> _Task goal_:
How many lines hold the string "Corporate"? Give only the number.

* * *

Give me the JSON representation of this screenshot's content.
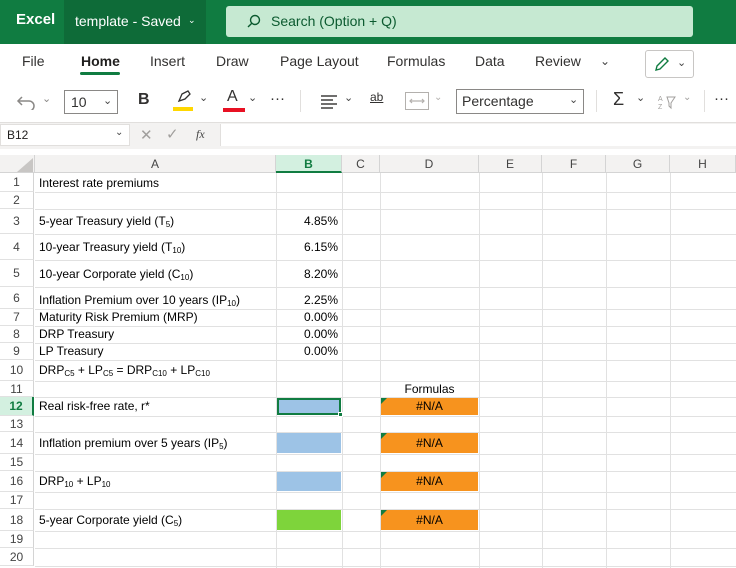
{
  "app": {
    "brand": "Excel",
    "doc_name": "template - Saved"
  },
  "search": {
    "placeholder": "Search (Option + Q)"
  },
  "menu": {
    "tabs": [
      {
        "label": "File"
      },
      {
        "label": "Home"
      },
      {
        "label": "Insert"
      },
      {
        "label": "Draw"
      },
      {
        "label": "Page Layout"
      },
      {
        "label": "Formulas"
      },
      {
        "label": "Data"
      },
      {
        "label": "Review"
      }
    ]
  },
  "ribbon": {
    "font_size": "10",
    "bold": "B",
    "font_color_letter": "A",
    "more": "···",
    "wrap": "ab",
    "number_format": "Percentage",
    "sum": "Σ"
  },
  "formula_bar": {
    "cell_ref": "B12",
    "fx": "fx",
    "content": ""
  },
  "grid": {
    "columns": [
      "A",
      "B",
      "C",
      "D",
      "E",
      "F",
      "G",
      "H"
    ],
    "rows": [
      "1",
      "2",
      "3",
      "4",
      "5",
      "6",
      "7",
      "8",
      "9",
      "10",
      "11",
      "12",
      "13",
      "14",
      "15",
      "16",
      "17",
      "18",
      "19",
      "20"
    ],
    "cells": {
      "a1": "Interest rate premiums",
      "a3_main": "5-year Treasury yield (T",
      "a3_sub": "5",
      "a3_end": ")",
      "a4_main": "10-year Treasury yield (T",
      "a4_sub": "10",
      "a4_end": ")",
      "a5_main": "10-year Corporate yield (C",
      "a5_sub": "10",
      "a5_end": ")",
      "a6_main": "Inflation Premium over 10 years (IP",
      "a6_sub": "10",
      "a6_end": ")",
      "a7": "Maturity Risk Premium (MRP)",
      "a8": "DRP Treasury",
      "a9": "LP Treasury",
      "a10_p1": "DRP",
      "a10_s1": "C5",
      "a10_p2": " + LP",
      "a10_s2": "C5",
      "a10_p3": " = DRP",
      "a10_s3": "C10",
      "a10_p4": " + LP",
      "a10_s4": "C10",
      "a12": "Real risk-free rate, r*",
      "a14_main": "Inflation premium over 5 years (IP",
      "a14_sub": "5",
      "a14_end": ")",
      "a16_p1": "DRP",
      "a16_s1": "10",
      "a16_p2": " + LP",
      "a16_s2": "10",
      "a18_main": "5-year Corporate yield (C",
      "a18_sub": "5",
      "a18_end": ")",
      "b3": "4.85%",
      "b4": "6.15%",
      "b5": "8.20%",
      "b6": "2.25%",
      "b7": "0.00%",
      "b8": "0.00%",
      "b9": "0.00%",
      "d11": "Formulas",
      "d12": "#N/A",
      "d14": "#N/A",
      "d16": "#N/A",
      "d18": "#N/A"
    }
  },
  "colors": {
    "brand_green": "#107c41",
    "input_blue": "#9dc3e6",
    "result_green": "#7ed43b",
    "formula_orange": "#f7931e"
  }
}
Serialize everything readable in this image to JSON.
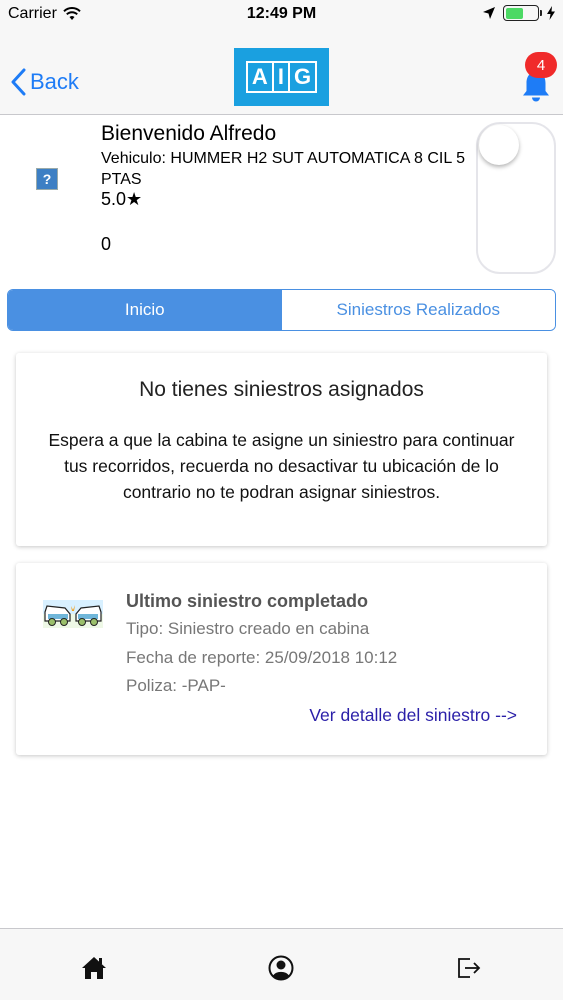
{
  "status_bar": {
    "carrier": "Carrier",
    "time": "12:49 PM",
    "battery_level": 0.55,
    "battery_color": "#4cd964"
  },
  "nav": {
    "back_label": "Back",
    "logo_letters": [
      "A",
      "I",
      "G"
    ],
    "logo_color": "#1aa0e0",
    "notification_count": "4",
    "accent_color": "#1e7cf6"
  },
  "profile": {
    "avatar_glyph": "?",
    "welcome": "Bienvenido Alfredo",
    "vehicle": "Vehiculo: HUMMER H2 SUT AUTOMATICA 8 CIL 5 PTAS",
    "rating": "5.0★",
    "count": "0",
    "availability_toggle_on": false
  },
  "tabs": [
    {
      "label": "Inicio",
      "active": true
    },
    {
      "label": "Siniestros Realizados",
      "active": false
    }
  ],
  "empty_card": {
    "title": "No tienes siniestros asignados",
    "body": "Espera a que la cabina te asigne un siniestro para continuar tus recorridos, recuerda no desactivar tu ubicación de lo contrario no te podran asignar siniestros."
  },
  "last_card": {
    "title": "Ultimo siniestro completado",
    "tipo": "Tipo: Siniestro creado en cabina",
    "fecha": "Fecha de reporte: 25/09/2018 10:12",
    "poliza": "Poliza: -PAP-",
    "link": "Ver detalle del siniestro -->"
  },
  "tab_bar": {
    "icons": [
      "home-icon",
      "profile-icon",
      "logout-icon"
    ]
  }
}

* * *

> _Task result_:
2